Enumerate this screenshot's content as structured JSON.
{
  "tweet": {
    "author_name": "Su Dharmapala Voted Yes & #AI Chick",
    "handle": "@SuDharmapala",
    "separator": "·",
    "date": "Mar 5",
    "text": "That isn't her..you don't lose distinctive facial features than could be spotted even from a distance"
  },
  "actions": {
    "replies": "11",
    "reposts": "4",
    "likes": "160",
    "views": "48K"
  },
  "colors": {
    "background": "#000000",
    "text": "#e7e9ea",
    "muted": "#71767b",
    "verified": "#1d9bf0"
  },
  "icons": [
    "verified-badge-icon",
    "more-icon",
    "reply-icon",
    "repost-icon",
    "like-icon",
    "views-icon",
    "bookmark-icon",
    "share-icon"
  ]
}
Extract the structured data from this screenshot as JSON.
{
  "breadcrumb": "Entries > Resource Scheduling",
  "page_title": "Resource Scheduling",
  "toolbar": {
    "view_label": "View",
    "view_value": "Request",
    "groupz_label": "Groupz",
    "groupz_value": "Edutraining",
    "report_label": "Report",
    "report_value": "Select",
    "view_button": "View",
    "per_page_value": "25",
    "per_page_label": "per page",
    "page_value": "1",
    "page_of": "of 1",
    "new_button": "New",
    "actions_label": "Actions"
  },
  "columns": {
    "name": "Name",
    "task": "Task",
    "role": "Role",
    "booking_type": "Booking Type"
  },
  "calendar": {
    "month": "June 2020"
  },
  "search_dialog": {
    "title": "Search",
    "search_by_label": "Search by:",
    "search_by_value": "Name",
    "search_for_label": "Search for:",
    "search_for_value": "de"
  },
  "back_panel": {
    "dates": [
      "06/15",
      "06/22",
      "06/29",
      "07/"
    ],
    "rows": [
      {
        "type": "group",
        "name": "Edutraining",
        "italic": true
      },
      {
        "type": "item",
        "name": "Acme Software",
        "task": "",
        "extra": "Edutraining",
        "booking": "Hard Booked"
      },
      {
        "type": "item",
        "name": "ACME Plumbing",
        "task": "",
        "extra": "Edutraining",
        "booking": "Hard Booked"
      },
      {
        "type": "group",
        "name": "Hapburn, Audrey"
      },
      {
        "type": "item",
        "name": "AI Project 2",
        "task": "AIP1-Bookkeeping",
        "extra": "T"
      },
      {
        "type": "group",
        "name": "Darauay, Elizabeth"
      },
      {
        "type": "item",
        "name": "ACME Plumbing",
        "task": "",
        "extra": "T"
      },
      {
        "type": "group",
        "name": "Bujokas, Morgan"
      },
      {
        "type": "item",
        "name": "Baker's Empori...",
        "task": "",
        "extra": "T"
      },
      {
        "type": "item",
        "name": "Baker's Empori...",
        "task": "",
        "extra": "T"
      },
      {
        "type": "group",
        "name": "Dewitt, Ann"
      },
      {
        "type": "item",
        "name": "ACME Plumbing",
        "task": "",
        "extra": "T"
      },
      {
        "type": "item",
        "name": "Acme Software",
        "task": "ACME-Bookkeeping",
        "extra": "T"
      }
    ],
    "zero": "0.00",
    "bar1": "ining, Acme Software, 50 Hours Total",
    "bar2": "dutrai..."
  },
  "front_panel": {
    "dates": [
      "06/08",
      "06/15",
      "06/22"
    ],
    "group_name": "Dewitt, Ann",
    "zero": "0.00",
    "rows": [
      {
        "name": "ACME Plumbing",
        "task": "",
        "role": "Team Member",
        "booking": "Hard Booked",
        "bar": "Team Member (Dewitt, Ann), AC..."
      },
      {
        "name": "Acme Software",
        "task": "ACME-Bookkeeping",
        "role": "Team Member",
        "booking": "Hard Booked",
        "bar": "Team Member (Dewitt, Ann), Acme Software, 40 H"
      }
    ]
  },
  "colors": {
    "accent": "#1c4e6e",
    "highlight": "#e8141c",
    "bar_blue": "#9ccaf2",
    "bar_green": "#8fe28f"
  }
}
--
** Given exercise **
Without leaving anything out, quote all the data.

** Problem solution **
Enumerate this screenshot's content as structured JSON.
{
  "tweet": {
    "author_name": "Su Dharmapala Voted Yes & #AI Chick",
    "handle": "@SuDharmapala",
    "separator": "·",
    "date": "Mar 5",
    "text": "That isn't her..you don't lose distinctive facial features than could be spotted even from a distance"
  },
  "actions": {
    "replies": "11",
    "reposts": "4",
    "likes": "160",
    "views": "48K"
  },
  "colors": {
    "background": "#000000",
    "text": "#e7e9ea",
    "muted": "#71767b",
    "verified": "#1d9bf0"
  },
  "icons": [
    "verified-badge-icon",
    "more-icon",
    "reply-icon",
    "repost-icon",
    "like-icon",
    "views-icon",
    "bookmark-icon",
    "share-icon"
  ]
}
Extract the structured data from this screenshot as JSON.
{
  "breadcrumb": "Entries > Resource Scheduling",
  "page_title": "Resource Scheduling",
  "toolbar": {
    "view_label": "View",
    "view_value": "Request",
    "groupz_label": "Groupz",
    "groupz_value": "Edutraining",
    "report_label": "Report",
    "report_value": "Select",
    "view_button": "View",
    "per_page_value": "25",
    "per_page_label": "per page",
    "page_value": "1",
    "page_of": "of 1",
    "new_button": "New",
    "actions_label": "Actions"
  },
  "columns": {
    "name": "Name",
    "task": "Task",
    "role": "Role",
    "booking_type": "Booking Type"
  },
  "calendar": {
    "month": "June 2020"
  },
  "search_dialog": {
    "title": "Search",
    "search_by_label": "Search by:",
    "search_by_value": "Name",
    "search_for_label": "Search for:",
    "search_for_value": "de"
  },
  "back_panel": {
    "dates": [
      "06/15",
      "06/22",
      "06/29",
      "07/"
    ],
    "rows": [
      {
        "type": "group",
        "name": "Edutraining",
        "italic": true
      },
      {
        "type": "item",
        "name": "Acme Software",
        "task": "",
        "extra": "Edutraining",
        "booking": "Hard Booked"
      },
      {
        "type": "item",
        "name": "ACME Plumbing",
        "task": "",
        "extra": "Edutraining",
        "booking": "Hard Booked"
      },
      {
        "type": "group",
        "name": "Hapburn, Audrey"
      },
      {
        "type": "item",
        "name": "AI Project 2",
        "task": "AIP1-Bookkeeping",
        "extra": "T"
      },
      {
        "type": "group",
        "name": "Darauay, Elizabeth"
      },
      {
        "type": "item",
        "name": "ACME Plumbing",
        "task": "",
        "extra": "T"
      },
      {
        "type": "group",
        "name": "Bujokas, Morgan"
      },
      {
        "type": "item",
        "name": "Baker's Empori...",
        "task": "",
        "extra": "T"
      },
      {
        "type": "item",
        "name": "Baker's Empori...",
        "task": "",
        "extra": "T"
      },
      {
        "type": "group",
        "name": "Dewitt, Ann"
      },
      {
        "type": "item",
        "name": "ACME Plumbing",
        "task": "",
        "extra": "T"
      },
      {
        "type": "item",
        "name": "Acme Software",
        "task": "ACME-Bookkeeping",
        "extra": "T"
      }
    ],
    "zero": "0.00",
    "bar1": "ining, Acme Software, 50 Hours Total",
    "bar2": "dutrai..."
  },
  "front_panel": {
    "dates": [
      "06/08",
      "06/15",
      "06/22"
    ],
    "group_name": "Dewitt, Ann",
    "zero": "0.00",
    "rows": [
      {
        "name": "ACME Plumbing",
        "task": "",
        "role": "Team Member",
        "booking": "Hard Booked",
        "bar": "Team Member (Dewitt, Ann), AC..."
      },
      {
        "name": "Acme Software",
        "task": "ACME-Bookkeeping",
        "role": "Team Member",
        "booking": "Hard Booked",
        "bar": "Team Member (Dewitt, Ann), Acme Software, 40 H"
      }
    ]
  },
  "colors": {
    "accent": "#1c4e6e",
    "highlight": "#e8141c",
    "bar_blue": "#9ccaf2",
    "bar_green": "#8fe28f"
  }
}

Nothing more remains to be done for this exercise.